# Short exercise
Within the data below, state how many lines contain the string "浙江省武林建筑装饰集团有限公司". Provide the number only.

# Records
━━━━━━━━━━

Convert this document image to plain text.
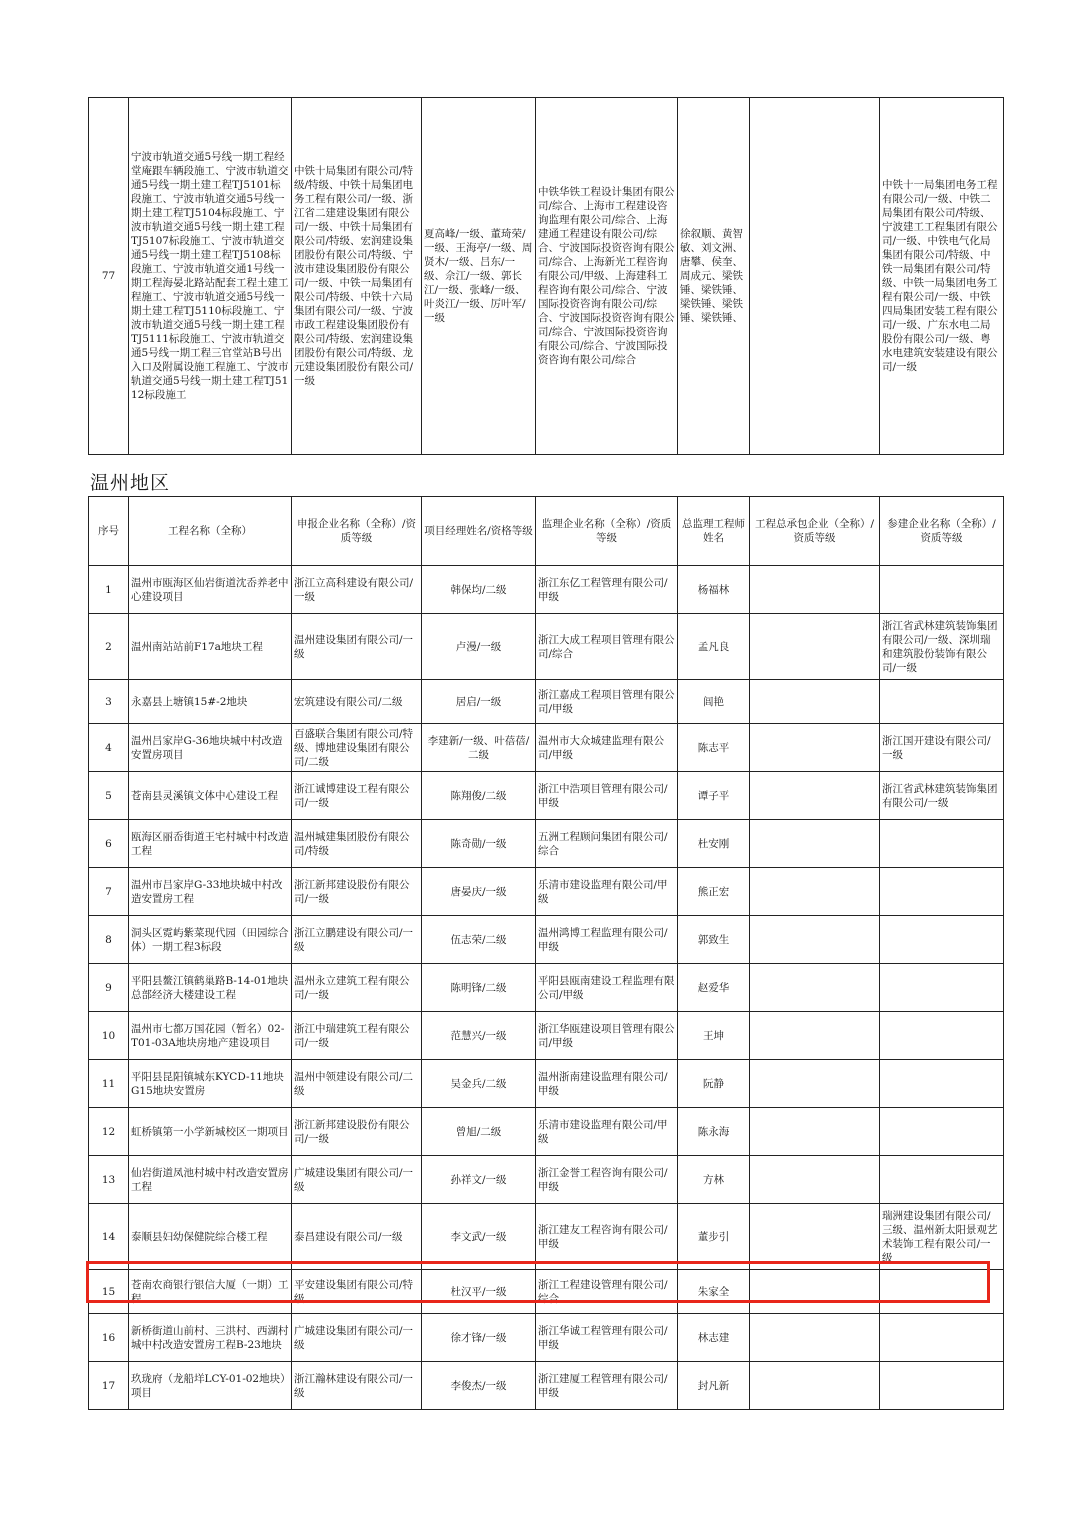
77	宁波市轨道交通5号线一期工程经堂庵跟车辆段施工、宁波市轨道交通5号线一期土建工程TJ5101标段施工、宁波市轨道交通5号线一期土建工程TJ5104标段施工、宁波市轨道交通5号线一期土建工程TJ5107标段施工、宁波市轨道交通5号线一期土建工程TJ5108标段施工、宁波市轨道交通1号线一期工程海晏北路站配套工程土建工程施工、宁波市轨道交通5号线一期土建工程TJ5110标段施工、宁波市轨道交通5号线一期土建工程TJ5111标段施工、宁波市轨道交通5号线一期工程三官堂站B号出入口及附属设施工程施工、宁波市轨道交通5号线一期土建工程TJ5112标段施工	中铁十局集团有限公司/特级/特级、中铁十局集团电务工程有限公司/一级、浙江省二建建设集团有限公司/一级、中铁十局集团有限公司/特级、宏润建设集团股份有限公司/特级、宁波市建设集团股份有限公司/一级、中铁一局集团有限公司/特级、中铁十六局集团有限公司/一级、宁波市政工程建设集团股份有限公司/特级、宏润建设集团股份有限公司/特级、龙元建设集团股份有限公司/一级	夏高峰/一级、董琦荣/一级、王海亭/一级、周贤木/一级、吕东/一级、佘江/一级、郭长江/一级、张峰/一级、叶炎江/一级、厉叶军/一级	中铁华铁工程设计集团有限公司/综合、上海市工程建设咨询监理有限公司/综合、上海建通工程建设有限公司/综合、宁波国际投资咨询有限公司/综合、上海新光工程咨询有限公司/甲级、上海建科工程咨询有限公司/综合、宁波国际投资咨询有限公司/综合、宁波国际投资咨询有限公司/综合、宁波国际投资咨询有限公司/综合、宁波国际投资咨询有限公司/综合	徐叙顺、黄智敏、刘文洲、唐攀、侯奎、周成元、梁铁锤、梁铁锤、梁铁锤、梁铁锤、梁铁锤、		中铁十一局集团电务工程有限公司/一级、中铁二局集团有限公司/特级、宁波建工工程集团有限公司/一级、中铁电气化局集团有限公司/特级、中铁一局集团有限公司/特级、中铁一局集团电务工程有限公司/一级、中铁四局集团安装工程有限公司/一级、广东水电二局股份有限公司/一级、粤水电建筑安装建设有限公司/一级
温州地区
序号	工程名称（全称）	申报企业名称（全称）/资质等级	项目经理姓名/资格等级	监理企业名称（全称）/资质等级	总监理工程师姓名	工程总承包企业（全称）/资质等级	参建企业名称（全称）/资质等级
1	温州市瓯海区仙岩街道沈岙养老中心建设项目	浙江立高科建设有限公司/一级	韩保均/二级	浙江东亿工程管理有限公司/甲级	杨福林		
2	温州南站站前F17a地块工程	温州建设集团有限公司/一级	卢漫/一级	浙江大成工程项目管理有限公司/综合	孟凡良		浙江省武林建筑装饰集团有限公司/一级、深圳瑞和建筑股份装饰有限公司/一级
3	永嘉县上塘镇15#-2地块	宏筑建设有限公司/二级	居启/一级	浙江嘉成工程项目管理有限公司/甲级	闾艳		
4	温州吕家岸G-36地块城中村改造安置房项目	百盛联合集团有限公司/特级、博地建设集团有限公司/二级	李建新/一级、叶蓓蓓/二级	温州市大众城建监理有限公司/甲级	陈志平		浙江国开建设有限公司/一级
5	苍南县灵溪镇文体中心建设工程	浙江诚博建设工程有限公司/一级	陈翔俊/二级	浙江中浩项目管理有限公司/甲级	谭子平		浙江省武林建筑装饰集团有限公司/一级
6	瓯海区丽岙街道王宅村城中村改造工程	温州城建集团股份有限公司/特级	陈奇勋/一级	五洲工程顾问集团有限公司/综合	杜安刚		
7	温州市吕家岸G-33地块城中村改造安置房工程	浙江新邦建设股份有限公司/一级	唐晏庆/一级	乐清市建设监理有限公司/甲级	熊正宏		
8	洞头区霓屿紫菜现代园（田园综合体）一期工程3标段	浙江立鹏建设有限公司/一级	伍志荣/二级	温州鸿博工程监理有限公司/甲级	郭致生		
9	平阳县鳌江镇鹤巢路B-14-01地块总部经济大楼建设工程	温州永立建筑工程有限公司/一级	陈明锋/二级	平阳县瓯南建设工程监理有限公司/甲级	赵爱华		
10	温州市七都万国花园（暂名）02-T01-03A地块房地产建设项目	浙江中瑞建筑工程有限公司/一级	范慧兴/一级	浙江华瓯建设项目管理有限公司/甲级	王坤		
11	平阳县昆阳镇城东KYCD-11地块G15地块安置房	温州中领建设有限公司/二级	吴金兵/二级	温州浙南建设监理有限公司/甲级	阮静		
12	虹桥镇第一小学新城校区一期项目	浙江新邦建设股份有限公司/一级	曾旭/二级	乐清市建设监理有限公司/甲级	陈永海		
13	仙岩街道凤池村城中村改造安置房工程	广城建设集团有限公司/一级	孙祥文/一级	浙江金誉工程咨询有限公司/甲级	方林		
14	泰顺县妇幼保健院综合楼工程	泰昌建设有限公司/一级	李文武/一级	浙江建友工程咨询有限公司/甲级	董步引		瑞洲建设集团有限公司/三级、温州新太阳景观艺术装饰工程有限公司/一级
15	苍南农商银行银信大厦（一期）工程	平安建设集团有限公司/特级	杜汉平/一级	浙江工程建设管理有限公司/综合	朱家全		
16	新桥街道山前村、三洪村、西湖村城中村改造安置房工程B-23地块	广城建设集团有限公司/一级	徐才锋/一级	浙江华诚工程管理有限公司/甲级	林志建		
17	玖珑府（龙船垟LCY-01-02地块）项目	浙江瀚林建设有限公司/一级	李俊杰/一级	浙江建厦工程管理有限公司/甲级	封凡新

━━━━━━━━━━

# Task result
2